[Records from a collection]

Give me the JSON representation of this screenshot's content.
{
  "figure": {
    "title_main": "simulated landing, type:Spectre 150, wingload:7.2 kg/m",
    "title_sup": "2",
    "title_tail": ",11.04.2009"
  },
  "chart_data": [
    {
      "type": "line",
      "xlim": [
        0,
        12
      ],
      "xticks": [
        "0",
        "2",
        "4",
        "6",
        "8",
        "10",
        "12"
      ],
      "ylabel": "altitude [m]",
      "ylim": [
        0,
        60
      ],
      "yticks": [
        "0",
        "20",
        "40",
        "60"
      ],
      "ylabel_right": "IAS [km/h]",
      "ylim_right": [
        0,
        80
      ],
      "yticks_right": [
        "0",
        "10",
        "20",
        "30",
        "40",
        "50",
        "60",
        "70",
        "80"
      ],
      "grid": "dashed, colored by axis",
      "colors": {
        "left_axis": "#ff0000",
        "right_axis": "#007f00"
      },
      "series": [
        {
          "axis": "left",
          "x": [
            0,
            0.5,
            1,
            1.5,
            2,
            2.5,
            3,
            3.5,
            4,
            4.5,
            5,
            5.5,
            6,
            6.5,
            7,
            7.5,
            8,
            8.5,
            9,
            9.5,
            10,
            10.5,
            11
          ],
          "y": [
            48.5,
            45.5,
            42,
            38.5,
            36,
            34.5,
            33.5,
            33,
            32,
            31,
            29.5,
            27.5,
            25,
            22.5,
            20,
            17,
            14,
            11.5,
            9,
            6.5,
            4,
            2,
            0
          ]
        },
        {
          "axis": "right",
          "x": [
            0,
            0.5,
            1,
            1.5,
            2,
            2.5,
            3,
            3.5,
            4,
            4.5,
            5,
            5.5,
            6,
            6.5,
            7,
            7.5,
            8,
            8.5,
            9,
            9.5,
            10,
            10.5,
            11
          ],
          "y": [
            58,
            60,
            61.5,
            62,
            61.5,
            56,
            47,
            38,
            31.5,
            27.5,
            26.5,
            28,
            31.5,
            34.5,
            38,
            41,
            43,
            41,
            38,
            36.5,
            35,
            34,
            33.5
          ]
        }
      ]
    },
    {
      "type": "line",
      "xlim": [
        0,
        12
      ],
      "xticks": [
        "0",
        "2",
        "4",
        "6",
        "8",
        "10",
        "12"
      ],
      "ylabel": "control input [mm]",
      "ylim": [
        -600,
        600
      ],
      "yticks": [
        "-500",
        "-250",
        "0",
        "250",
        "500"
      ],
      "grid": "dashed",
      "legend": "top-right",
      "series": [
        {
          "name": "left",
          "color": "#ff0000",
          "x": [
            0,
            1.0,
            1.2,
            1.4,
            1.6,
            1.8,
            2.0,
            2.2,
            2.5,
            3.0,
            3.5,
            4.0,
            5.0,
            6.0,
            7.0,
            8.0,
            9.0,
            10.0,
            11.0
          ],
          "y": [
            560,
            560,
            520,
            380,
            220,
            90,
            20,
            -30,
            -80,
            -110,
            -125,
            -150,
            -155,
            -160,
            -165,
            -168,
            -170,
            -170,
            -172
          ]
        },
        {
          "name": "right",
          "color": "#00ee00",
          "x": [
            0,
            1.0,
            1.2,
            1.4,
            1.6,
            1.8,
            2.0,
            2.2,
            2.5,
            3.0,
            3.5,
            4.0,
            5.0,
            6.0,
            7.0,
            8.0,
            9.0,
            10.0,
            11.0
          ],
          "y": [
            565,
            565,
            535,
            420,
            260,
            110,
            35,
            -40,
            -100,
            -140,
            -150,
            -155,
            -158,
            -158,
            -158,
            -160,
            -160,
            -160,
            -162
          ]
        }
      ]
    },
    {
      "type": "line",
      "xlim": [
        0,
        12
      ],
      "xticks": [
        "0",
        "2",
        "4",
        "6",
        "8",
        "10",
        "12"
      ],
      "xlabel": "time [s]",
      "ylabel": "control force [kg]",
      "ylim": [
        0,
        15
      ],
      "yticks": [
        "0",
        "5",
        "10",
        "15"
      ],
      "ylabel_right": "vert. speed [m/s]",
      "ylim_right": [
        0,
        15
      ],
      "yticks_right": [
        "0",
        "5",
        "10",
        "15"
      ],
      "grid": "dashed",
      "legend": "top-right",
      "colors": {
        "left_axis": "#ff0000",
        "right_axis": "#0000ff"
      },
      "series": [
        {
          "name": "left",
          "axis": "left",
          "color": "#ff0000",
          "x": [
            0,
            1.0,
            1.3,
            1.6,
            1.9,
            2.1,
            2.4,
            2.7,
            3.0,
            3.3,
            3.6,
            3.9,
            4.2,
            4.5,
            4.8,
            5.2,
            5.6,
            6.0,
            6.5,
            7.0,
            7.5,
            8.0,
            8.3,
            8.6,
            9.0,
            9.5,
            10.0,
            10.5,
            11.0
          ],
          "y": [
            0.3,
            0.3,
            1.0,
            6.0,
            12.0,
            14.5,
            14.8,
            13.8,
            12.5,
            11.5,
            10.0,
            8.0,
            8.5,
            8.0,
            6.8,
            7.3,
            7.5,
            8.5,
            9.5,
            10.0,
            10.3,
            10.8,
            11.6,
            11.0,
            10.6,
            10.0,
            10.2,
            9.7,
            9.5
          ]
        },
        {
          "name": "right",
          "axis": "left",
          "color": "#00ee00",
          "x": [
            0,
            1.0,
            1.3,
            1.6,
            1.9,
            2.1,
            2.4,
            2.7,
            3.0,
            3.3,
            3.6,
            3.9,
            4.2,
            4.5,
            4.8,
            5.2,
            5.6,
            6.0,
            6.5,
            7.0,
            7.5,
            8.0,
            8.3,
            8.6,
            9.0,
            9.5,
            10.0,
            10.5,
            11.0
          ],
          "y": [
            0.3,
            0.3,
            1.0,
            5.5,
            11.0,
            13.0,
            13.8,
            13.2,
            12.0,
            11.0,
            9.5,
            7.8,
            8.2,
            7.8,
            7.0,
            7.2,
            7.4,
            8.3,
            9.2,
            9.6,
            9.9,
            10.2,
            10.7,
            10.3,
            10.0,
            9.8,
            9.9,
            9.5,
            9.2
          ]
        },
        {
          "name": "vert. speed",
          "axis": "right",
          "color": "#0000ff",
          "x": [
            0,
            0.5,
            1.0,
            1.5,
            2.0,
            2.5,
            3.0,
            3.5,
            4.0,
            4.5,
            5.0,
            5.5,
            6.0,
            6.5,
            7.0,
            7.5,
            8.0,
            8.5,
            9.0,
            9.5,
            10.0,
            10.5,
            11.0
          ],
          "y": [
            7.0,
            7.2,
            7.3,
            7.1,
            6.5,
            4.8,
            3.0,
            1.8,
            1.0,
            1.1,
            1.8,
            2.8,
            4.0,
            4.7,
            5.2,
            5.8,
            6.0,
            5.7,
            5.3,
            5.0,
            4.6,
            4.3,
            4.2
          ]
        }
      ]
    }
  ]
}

EXERCISE: Go through the records and print each one exactly.

ANSWER TO THIS EXERCISE:
Give me the JSON representation of this screenshot's content.
{
  "figure": {
    "title_main": "simulated landing, type:Spectre 150, wingload:7.2 kg/m",
    "title_sup": "2",
    "title_tail": ",11.04.2009"
  },
  "chart_data": [
    {
      "type": "line",
      "xlim": [
        0,
        12
      ],
      "xticks": [
        "0",
        "2",
        "4",
        "6",
        "8",
        "10",
        "12"
      ],
      "ylabel": "altitude [m]",
      "ylim": [
        0,
        60
      ],
      "yticks": [
        "0",
        "20",
        "40",
        "60"
      ],
      "ylabel_right": "IAS [km/h]",
      "ylim_right": [
        0,
        80
      ],
      "yticks_right": [
        "0",
        "10",
        "20",
        "30",
        "40",
        "50",
        "60",
        "70",
        "80"
      ],
      "grid": "dashed, colored by axis",
      "colors": {
        "left_axis": "#ff0000",
        "right_axis": "#007f00"
      },
      "series": [
        {
          "axis": "left",
          "x": [
            0,
            0.5,
            1,
            1.5,
            2,
            2.5,
            3,
            3.5,
            4,
            4.5,
            5,
            5.5,
            6,
            6.5,
            7,
            7.5,
            8,
            8.5,
            9,
            9.5,
            10,
            10.5,
            11
          ],
          "y": [
            48.5,
            45.5,
            42,
            38.5,
            36,
            34.5,
            33.5,
            33,
            32,
            31,
            29.5,
            27.5,
            25,
            22.5,
            20,
            17,
            14,
            11.5,
            9,
            6.5,
            4,
            2,
            0
          ]
        },
        {
          "axis": "right",
          "x": [
            0,
            0.5,
            1,
            1.5,
            2,
            2.5,
            3,
            3.5,
            4,
            4.5,
            5,
            5.5,
            6,
            6.5,
            7,
            7.5,
            8,
            8.5,
            9,
            9.5,
            10,
            10.5,
            11
          ],
          "y": [
            58,
            60,
            61.5,
            62,
            61.5,
            56,
            47,
            38,
            31.5,
            27.5,
            26.5,
            28,
            31.5,
            34.5,
            38,
            41,
            43,
            41,
            38,
            36.5,
            35,
            34,
            33.5
          ]
        }
      ]
    },
    {
      "type": "line",
      "xlim": [
        0,
        12
      ],
      "xticks": [
        "0",
        "2",
        "4",
        "6",
        "8",
        "10",
        "12"
      ],
      "ylabel": "control input [mm]",
      "ylim": [
        -600,
        600
      ],
      "yticks": [
        "-500",
        "-250",
        "0",
        "250",
        "500"
      ],
      "grid": "dashed",
      "legend": "top-right",
      "series": [
        {
          "name": "left",
          "color": "#ff0000",
          "x": [
            0,
            1.0,
            1.2,
            1.4,
            1.6,
            1.8,
            2.0,
            2.2,
            2.5,
            3.0,
            3.5,
            4.0,
            5.0,
            6.0,
            7.0,
            8.0,
            9.0,
            10.0,
            11.0
          ],
          "y": [
            560,
            560,
            520,
            380,
            220,
            90,
            20,
            -30,
            -80,
            -110,
            -125,
            -150,
            -155,
            -160,
            -165,
            -168,
            -170,
            -170,
            -172
          ]
        },
        {
          "name": "right",
          "color": "#00ee00",
          "x": [
            0,
            1.0,
            1.2,
            1.4,
            1.6,
            1.8,
            2.0,
            2.2,
            2.5,
            3.0,
            3.5,
            4.0,
            5.0,
            6.0,
            7.0,
            8.0,
            9.0,
            10.0,
            11.0
          ],
          "y": [
            565,
            565,
            535,
            420,
            260,
            110,
            35,
            -40,
            -100,
            -140,
            -150,
            -155,
            -158,
            -158,
            -158,
            -160,
            -160,
            -160,
            -162
          ]
        }
      ]
    },
    {
      "type": "line",
      "xlim": [
        0,
        12
      ],
      "xticks": [
        "0",
        "2",
        "4",
        "6",
        "8",
        "10",
        "12"
      ],
      "xlabel": "time [s]",
      "ylabel": "control force [kg]",
      "ylim": [
        0,
        15
      ],
      "yticks": [
        "0",
        "5",
        "10",
        "15"
      ],
      "ylabel_right": "vert. speed [m/s]",
      "ylim_right": [
        0,
        15
      ],
      "yticks_right": [
        "0",
        "5",
        "10",
        "15"
      ],
      "grid": "dashed",
      "legend": "top-right",
      "colors": {
        "left_axis": "#ff0000",
        "right_axis": "#0000ff"
      },
      "series": [
        {
          "name": "left",
          "axis": "left",
          "color": "#ff0000",
          "x": [
            0,
            1.0,
            1.3,
            1.6,
            1.9,
            2.1,
            2.4,
            2.7,
            3.0,
            3.3,
            3.6,
            3.9,
            4.2,
            4.5,
            4.8,
            5.2,
            5.6,
            6.0,
            6.5,
            7.0,
            7.5,
            8.0,
            8.3,
            8.6,
            9.0,
            9.5,
            10.0,
            10.5,
            11.0
          ],
          "y": [
            0.3,
            0.3,
            1.0,
            6.0,
            12.0,
            14.5,
            14.8,
            13.8,
            12.5,
            11.5,
            10.0,
            8.0,
            8.5,
            8.0,
            6.8,
            7.3,
            7.5,
            8.5,
            9.5,
            10.0,
            10.3,
            10.8,
            11.6,
            11.0,
            10.6,
            10.0,
            10.2,
            9.7,
            9.5
          ]
        },
        {
          "name": "right",
          "axis": "left",
          "color": "#00ee00",
          "x": [
            0,
            1.0,
            1.3,
            1.6,
            1.9,
            2.1,
            2.4,
            2.7,
            3.0,
            3.3,
            3.6,
            3.9,
            4.2,
            4.5,
            4.8,
            5.2,
            5.6,
            6.0,
            6.5,
            7.0,
            7.5,
            8.0,
            8.3,
            8.6,
            9.0,
            9.5,
            10.0,
            10.5,
            11.0
          ],
          "y": [
            0.3,
            0.3,
            1.0,
            5.5,
            11.0,
            13.0,
            13.8,
            13.2,
            12.0,
            11.0,
            9.5,
            7.8,
            8.2,
            7.8,
            7.0,
            7.2,
            7.4,
            8.3,
            9.2,
            9.6,
            9.9,
            10.2,
            10.7,
            10.3,
            10.0,
            9.8,
            9.9,
            9.5,
            9.2
          ]
        },
        {
          "name": "vert. speed",
          "axis": "right",
          "color": "#0000ff",
          "x": [
            0,
            0.5,
            1.0,
            1.5,
            2.0,
            2.5,
            3.0,
            3.5,
            4.0,
            4.5,
            5.0,
            5.5,
            6.0,
            6.5,
            7.0,
            7.5,
            8.0,
            8.5,
            9.0,
            9.5,
            10.0,
            10.5,
            11.0
          ],
          "y": [
            7.0,
            7.2,
            7.3,
            7.1,
            6.5,
            4.8,
            3.0,
            1.8,
            1.0,
            1.1,
            1.8,
            2.8,
            4.0,
            4.7,
            5.2,
            5.8,
            6.0,
            5.7,
            5.3,
            5.0,
            4.6,
            4.3,
            4.2
          ]
        }
      ]
    }
  ]
}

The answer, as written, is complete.